Pull out from the material below all lines with "this".

______

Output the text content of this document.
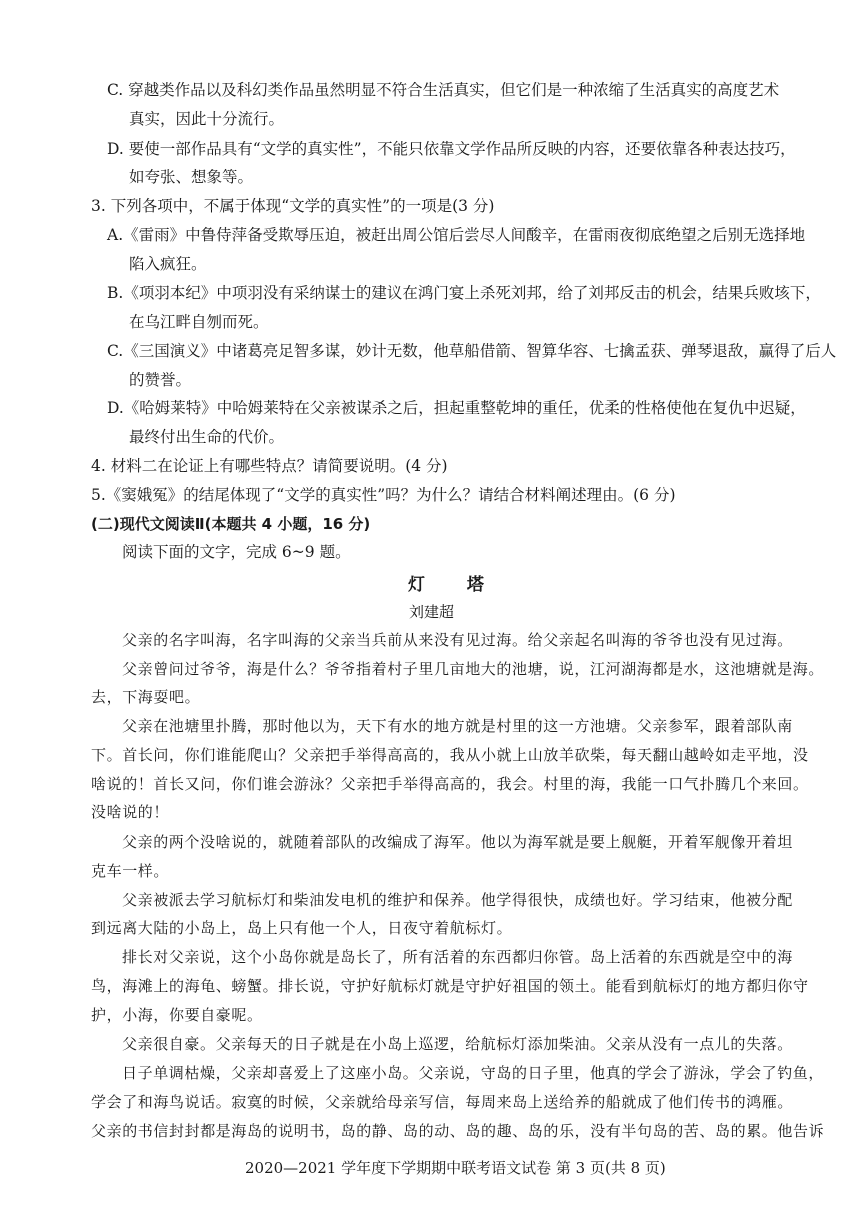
C. 穿越类作品以及科幻类作品虽然明显不符合生活真实，但它们是一种浓缩了生活真实的高度艺术
真实，因此十分流行。
D. 要使一部作品具有“文学的真实性”，不能只依靠文学作品所反映的内容，还要依靠各种表达技巧，
如夸张、想象等。
3. 下列各项中，不属于体现“文学的真实性”的一项是(3 分)
A.《雷雨》中鲁侍萍备受欺辱压迫，被赶出周公馆后尝尽人间酸辛，在雷雨夜彻底绝望之后别无选择地
陷入疯狂。
B.《项羽本纪》中项羽没有采纳谋士的建议在鸿门宴上杀死刘邦，给了刘邦反击的机会，结果兵败垓下，
在乌江畔自刎而死。
C.《三国演义》中诸葛亮足智多谋，妙计无数，他草船借箭、智算华容、七擒孟获、弹琴退敌，赢得了后人
的赞誉。
D.《哈姆莱特》中哈姆莱特在父亲被谋杀之后，担起重整乾坤的重任，优柔的性格使他在复仇中迟疑，
最终付出生命的代价。
4. 材料二在论证上有哪些特点？请简要说明。(4 分)
5.《窦娥冤》的结尾体现了“文学的真实性”吗？为什么？请结合材料阐述理由。(6 分)
(二)现代文阅读Ⅱ(本题共 4 小题，16 分)
阅读下面的文字，完成 6~9 题。
灯 塔
刘建超
父亲的名字叫海，名字叫海的父亲当兵前从来没有见过海。给父亲起名叫海的爷爷也没有见过海。
父亲曾问过爷爷，海是什么？爷爷指着村子里几亩地大的池塘，说，江河湖海都是水，这池塘就是海。
去，下海耍吧。
父亲在池塘里扑腾，那时他以为，天下有水的地方就是村里的这一方池塘。父亲参军，跟着部队南
下。首长问，你们谁能爬山？父亲把手举得高高的，我从小就上山放羊砍柴，每天翻山越岭如走平地，没
啥说的！首长又问，你们谁会游泳？父亲把手举得高高的，我会。村里的海，我能一口气扑腾几个来回。
没啥说的！
父亲的两个没啥说的，就随着部队的改编成了海军。他以为海军就是要上舰艇，开着军舰像开着坦
克车一样。
父亲被派去学习航标灯和柴油发电机的维护和保养。他学得很快，成绩也好。学习结束，他被分配
到远离大陆的小岛上，岛上只有他一个人，日夜守着航标灯。
排长对父亲说，这个小岛你就是岛长了，所有活着的东西都归你管。岛上活着的东西就是空中的海
鸟，海滩上的海龟、螃蟹。排长说，守护好航标灯就是守护好祖国的领土。能看到航标灯的地方都归你守
护，小海，你要自豪呢。
父亲很自豪。父亲每天的日子就是在小岛上巡逻，给航标灯添加柴油。父亲从没有一点儿的失落。
日子单调枯燥，父亲却喜爱上了这座小岛。父亲说，守岛的日子里，他真的学会了游泳，学会了钓鱼，
学会了和海鸟说话。寂寞的时候，父亲就给母亲写信，每周来岛上送给养的船就成了他们传书的鸿雁。
父亲的书信封封都是海岛的说明书，岛的静、岛的动、岛的趣、岛的乐，没有半句岛的苦、岛的累。他告诉
2020—2021 学年度下学期期中联考语文试卷 第 3 页(共 8 页)
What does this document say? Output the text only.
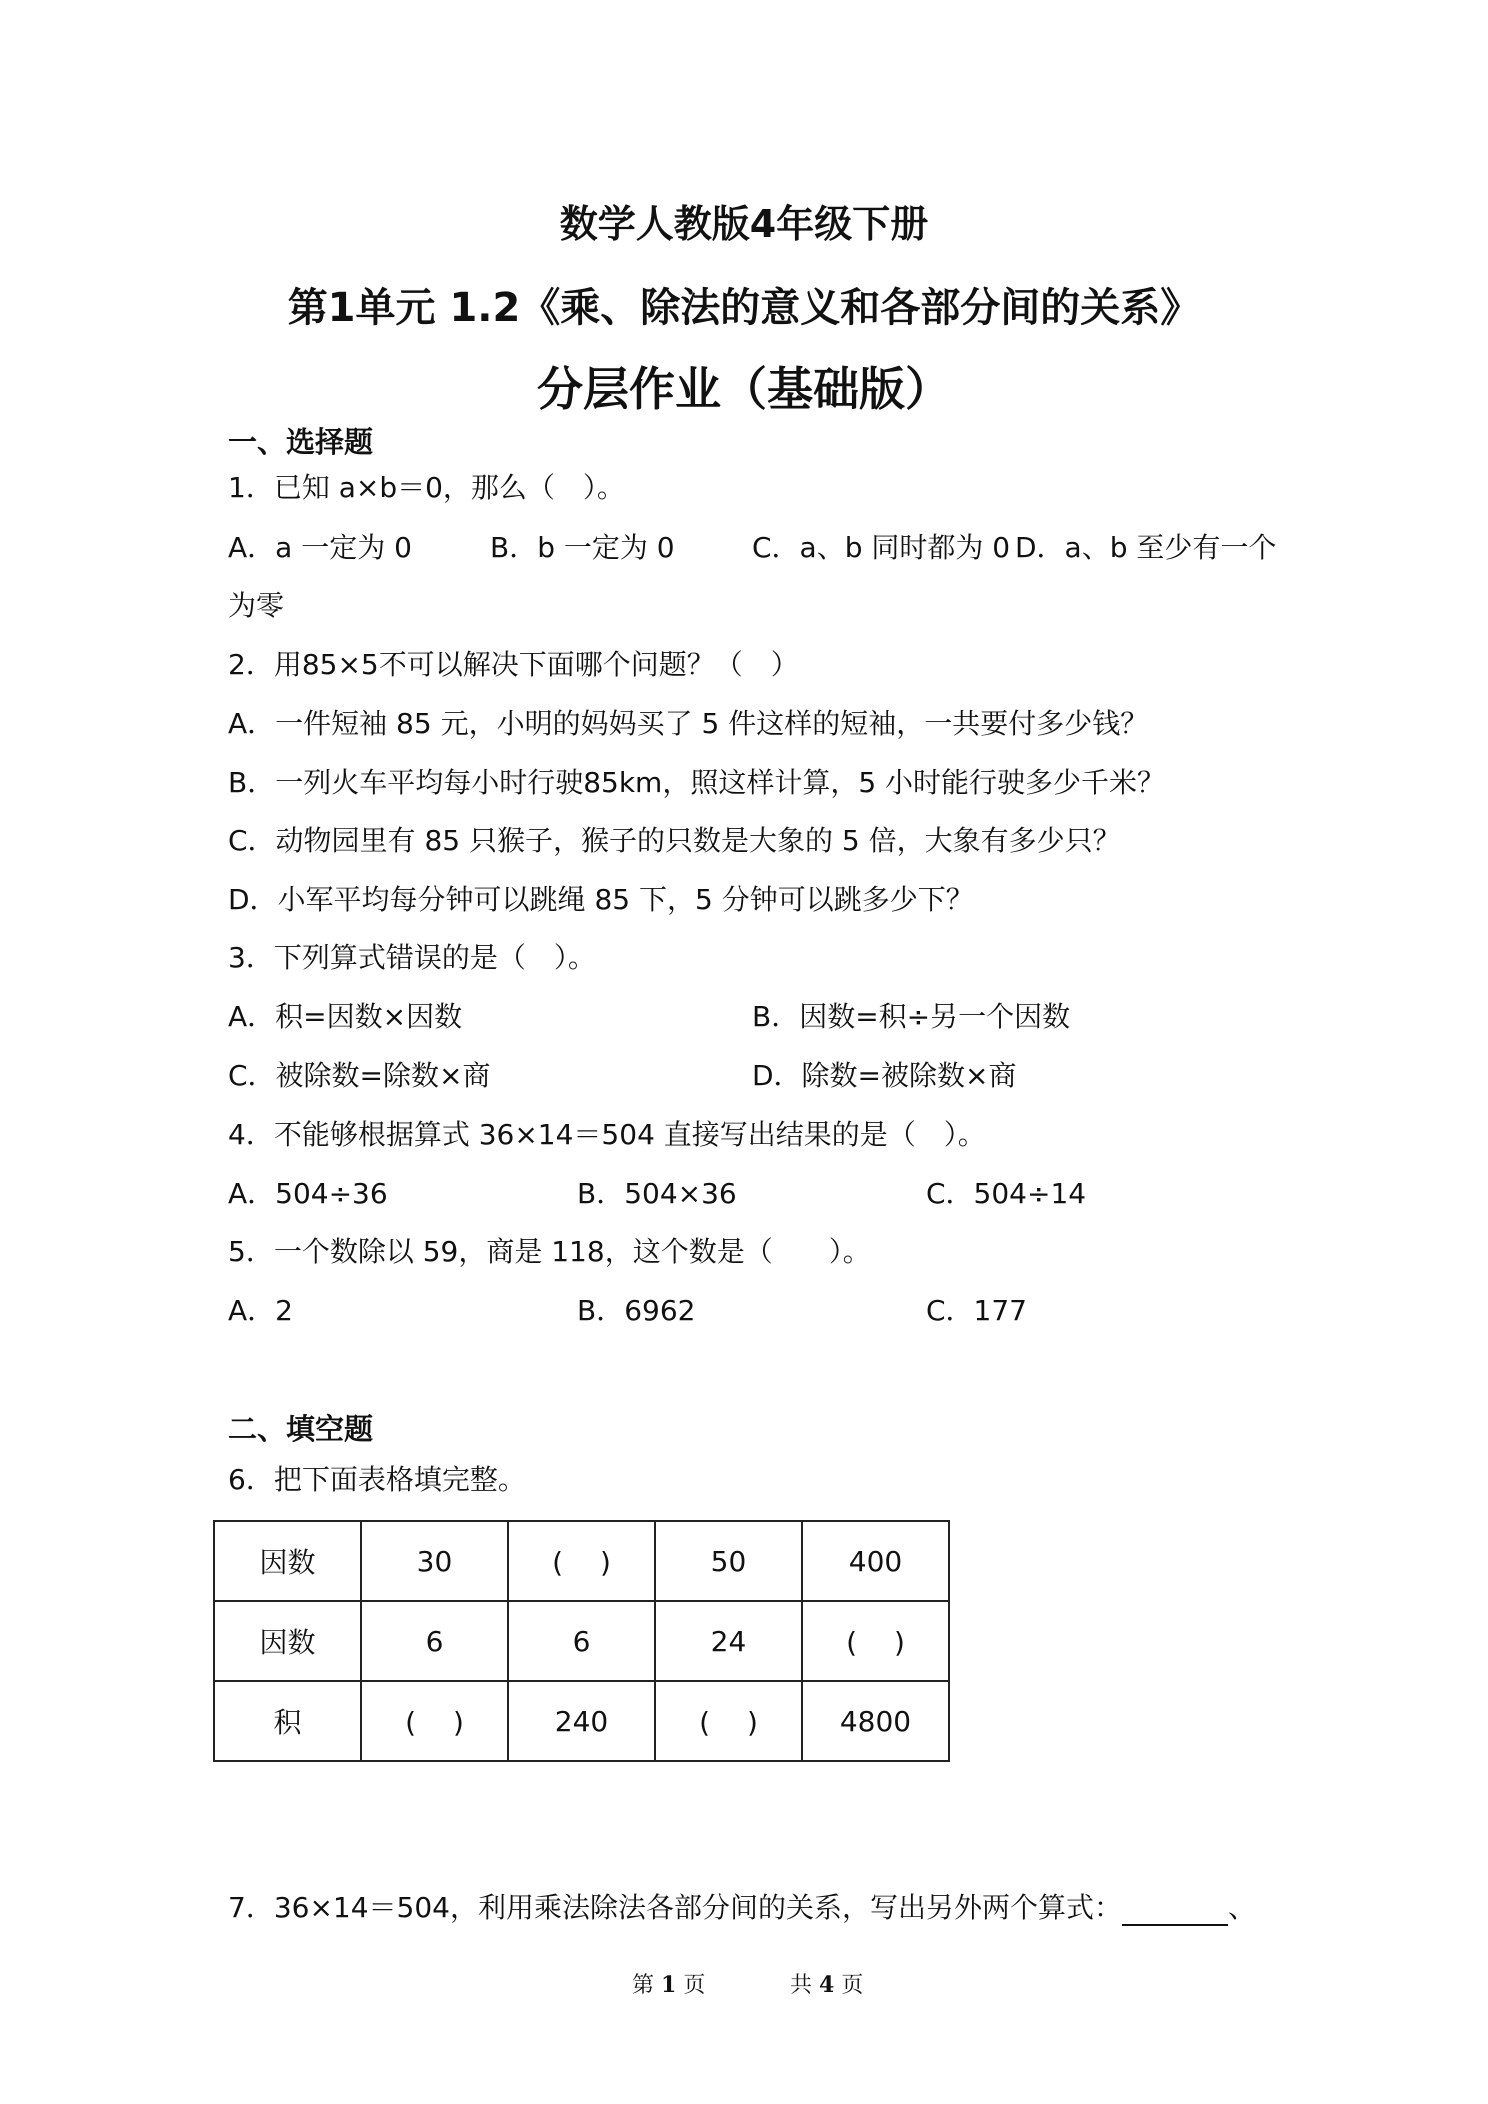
数学人教版4年级下册
第1单元 1.2《乘、除法的意义和各部分间的关系》
分层作业（基础版）
一、选择题
1．已知 a×b＝0，那么（　）。
A．a 一定为 0	B．b 一定为 0	C．a、b 同时都为 0 D．a、b 至少有一个
为零
2．用85×5不可以解决下面哪个问题？（　）
A．一件短袖 85 元，小明的妈妈买了 5 件这样的短袖，一共要付多少钱？
B．一列火车平均每小时行驶85km，照这样计算，5 小时能行驶多少千米？
C．动物园里有 85 只猴子，猴子的只数是大象的 5 倍，大象有多少只？
D．小军平均每分钟可以跳绳 85 下，5 分钟可以跳多少下？
3．下列算式错误的是（　）。
A．积=因数×因数	B．因数=积÷另一个因数
C．被除数=除数×商	D．除数=被除数×商
4．不能够根据算式 36×14＝504 直接写出结果的是（　）。
A．504÷36	B．504×36	C．504÷14
5．一个数除以 59，商是 118，这个数是（　　）。
A．2	B．6962	C．177
二、填空题
6．把下面表格填完整。
因数	30	(　 )	50	400
因数	6	6	24	(　 )
积	(　 )	240	(　 )	4800
7．36×14＝504，利用乘法除法各部分间的关系，写出另外两个算式：	、
第 1 页	共 4 页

______

= Written reply =
Output the text content of this document.
What does this document say? Output the text only.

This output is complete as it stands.